Copy the data from the line that contains "What data was" to its last line, exactly, including both of those lines and leaving out everything before.

# Records provided:

• • • • • • •

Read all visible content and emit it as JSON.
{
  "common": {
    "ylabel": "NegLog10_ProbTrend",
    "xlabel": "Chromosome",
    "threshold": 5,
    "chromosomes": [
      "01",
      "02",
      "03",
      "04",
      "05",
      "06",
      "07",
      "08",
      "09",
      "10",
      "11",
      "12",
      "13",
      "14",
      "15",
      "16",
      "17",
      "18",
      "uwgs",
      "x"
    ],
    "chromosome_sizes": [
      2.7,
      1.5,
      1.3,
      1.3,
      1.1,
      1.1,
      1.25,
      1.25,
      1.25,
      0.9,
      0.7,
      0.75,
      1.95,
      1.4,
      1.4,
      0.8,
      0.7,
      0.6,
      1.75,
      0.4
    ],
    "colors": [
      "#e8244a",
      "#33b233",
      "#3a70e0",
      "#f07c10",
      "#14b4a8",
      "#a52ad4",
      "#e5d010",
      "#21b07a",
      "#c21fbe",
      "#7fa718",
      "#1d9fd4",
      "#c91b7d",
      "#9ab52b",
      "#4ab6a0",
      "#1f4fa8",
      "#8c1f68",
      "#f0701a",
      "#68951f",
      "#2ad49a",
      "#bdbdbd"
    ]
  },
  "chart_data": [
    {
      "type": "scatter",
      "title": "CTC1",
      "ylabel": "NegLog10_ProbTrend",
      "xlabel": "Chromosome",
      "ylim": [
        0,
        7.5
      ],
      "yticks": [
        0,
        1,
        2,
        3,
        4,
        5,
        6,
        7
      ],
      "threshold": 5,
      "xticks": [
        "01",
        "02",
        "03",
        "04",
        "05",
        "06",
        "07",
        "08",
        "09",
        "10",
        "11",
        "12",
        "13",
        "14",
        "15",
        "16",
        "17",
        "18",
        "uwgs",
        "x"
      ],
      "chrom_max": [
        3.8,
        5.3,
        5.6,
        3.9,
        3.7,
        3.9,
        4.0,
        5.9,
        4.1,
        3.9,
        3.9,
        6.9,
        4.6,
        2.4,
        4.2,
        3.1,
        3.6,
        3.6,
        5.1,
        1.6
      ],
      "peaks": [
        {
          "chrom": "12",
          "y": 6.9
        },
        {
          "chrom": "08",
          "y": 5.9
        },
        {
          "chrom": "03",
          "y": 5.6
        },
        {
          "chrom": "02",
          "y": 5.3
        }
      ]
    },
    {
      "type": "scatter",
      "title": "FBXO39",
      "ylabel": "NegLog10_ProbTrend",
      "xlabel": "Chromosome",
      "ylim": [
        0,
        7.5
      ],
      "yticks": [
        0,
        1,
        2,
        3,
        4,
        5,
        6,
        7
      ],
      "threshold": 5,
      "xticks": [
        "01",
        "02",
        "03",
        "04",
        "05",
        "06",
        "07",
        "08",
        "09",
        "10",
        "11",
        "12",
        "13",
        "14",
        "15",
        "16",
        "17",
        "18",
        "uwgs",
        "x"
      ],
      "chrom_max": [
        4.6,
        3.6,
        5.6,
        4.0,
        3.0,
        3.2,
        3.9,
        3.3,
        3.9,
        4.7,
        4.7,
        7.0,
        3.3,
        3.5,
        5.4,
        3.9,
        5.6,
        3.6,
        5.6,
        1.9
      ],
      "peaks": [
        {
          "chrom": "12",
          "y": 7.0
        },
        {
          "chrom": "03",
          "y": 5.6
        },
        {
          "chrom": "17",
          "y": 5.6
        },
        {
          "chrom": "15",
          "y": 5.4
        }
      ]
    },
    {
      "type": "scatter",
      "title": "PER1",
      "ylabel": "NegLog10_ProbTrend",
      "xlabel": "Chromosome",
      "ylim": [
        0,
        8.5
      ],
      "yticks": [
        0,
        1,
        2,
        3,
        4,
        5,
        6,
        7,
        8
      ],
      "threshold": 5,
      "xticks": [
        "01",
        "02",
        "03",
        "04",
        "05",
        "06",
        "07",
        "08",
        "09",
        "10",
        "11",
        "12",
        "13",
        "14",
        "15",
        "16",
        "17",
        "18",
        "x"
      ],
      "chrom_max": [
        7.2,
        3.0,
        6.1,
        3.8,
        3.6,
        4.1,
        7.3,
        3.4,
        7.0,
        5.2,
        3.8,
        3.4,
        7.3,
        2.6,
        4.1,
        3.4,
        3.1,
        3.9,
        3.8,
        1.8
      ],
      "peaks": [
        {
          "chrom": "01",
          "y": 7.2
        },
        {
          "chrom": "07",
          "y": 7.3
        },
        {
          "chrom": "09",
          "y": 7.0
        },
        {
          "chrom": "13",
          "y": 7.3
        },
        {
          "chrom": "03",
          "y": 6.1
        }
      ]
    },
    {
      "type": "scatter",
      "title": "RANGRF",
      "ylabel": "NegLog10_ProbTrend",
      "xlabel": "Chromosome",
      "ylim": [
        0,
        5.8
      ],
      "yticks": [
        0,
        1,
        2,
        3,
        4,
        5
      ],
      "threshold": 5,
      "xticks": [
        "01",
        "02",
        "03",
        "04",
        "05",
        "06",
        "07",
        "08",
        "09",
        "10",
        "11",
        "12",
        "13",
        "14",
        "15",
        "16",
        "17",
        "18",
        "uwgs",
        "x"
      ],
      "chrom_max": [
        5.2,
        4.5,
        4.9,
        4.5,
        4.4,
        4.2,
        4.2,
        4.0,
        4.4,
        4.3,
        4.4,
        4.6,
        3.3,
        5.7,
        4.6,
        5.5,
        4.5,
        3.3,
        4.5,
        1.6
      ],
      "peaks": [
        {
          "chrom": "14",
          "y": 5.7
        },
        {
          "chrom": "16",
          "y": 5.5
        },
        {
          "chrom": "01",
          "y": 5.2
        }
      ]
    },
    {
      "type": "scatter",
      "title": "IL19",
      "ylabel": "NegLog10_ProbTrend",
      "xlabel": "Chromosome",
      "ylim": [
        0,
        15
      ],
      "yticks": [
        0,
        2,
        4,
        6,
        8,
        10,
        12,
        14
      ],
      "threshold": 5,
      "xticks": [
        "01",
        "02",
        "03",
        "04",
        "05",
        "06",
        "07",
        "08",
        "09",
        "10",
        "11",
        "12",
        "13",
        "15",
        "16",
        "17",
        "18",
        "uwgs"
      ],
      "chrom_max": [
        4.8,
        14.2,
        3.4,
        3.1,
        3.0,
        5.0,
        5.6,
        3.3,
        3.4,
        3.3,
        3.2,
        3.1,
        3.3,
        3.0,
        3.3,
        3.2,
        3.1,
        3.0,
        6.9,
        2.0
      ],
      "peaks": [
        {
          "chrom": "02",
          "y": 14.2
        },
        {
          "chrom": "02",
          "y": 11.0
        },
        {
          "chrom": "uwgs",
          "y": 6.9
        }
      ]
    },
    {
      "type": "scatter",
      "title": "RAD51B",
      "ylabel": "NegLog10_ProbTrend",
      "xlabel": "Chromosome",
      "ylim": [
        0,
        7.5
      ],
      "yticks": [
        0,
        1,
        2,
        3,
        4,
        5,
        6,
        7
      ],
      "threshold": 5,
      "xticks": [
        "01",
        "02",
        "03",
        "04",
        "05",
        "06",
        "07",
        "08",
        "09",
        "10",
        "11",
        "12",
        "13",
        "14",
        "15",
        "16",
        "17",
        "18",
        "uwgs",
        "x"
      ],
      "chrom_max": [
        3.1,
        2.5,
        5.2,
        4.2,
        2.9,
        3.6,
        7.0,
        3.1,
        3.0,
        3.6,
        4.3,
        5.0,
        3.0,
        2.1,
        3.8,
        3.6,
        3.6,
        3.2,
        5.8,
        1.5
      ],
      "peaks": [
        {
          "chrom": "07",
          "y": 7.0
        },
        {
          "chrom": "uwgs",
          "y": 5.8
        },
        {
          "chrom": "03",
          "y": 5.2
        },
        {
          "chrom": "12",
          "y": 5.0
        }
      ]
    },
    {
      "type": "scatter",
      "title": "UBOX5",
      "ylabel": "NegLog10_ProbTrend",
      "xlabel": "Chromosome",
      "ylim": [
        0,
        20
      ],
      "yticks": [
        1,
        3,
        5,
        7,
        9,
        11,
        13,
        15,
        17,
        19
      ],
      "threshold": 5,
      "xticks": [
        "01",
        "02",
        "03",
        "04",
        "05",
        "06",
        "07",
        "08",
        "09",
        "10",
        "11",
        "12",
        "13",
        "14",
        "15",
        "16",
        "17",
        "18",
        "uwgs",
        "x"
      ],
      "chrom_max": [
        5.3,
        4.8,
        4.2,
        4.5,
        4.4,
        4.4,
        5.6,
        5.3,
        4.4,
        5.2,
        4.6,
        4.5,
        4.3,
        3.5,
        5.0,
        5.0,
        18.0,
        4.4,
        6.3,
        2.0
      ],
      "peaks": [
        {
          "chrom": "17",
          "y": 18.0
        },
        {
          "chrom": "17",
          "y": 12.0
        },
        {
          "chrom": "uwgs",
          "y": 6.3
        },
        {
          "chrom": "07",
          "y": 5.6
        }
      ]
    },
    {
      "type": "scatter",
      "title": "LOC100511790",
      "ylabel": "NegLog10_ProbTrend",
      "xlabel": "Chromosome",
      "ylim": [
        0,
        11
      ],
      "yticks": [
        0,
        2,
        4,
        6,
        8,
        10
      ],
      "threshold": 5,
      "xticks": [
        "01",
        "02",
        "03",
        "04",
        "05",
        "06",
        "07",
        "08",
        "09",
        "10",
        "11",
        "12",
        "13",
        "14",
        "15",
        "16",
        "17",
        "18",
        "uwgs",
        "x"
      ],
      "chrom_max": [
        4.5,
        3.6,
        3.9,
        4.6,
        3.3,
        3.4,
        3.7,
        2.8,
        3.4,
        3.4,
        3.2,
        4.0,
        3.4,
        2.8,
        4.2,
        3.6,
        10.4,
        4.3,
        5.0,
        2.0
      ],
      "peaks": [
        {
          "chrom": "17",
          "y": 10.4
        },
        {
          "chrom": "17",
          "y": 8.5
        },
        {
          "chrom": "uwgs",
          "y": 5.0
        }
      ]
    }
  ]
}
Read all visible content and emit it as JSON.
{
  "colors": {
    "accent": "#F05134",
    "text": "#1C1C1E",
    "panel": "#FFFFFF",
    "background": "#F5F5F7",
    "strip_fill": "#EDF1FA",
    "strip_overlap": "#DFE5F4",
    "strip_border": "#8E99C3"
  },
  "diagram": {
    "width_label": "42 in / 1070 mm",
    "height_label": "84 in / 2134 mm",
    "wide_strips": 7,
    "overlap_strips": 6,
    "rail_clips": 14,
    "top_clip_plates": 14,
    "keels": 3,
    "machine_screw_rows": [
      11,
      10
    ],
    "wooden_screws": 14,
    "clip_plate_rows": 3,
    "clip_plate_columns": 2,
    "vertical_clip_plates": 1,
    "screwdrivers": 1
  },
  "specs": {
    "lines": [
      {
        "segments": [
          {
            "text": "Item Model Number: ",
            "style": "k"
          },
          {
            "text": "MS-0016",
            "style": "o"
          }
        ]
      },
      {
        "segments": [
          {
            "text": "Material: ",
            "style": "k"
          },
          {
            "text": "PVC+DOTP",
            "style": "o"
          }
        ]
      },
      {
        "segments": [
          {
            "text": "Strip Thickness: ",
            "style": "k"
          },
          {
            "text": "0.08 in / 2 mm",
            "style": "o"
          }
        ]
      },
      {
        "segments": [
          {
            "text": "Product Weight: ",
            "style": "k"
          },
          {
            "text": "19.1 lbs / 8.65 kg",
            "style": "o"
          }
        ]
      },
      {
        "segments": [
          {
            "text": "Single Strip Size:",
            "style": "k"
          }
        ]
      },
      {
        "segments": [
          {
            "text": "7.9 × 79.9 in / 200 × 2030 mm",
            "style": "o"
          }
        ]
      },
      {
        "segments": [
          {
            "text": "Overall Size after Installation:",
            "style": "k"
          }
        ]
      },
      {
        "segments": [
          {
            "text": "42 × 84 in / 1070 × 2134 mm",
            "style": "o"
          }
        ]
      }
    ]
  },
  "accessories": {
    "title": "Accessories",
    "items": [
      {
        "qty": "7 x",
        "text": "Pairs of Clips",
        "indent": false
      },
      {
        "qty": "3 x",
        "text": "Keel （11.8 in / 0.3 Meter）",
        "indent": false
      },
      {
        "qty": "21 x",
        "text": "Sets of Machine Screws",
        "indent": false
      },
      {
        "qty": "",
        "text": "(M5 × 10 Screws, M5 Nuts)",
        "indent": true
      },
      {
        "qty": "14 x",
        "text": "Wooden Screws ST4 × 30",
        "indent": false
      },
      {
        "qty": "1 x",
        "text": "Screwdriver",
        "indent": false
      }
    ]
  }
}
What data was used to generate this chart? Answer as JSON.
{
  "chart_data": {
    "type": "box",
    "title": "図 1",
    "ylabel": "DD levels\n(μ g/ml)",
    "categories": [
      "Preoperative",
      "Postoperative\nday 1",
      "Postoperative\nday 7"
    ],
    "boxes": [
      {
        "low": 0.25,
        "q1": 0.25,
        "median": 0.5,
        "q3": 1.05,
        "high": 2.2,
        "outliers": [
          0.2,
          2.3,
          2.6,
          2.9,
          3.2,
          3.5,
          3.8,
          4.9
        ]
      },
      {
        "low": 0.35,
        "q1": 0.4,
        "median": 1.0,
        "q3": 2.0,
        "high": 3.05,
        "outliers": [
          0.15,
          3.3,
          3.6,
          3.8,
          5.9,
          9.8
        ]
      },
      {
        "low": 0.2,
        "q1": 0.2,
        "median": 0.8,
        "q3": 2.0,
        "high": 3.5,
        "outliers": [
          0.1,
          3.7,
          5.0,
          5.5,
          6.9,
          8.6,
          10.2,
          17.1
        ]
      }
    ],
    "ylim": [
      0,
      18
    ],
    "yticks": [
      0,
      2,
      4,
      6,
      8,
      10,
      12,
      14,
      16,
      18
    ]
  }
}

• • • • • • •

# Exercise output:
What data was used to generate this chart? Answer as JSON.
{
  "chart_data": {
    "type": "box",
    "title": "図 1",
    "ylabel": "DD levels\n(μ g/ml)",
    "categories": [
      "Preoperative",
      "Postoperative\nday 1",
      "Postoperative\nday 7"
    ],
    "boxes": [
      {
        "low": 0.25,
        "q1": 0.25,
        "median": 0.5,
        "q3": 1.05,
        "high": 2.2,
        "outliers": [
          0.2,
          2.3,
          2.6,
          2.9,
          3.2,
          3.5,
          3.8,
          4.9
        ]
      },
      {
        "low": 0.35,
        "q1": 0.4,
        "median": 1.0,
        "q3": 2.0,
        "high": 3.05,
        "outliers": [
          0.15,
          3.3,
          3.6,
          3.8,
          5.9,
          9.8
        ]
      },
      {
        "low": 0.2,
        "q1": 0.2,
        "median": 0.8,
        "q3": 2.0,
        "high": 3.5,
        "outliers": [
          0.1,
          3.7,
          5.0,
          5.5,
          6.9,
          8.6,
          10.2,
          17.1
        ]
      }
    ],
    "ylim": [
      0,
      18
    ],
    "yticks": [
      0,
      2,
      4,
      6,
      8,
      10,
      12,
      14,
      16,
      18
    ]
  }
}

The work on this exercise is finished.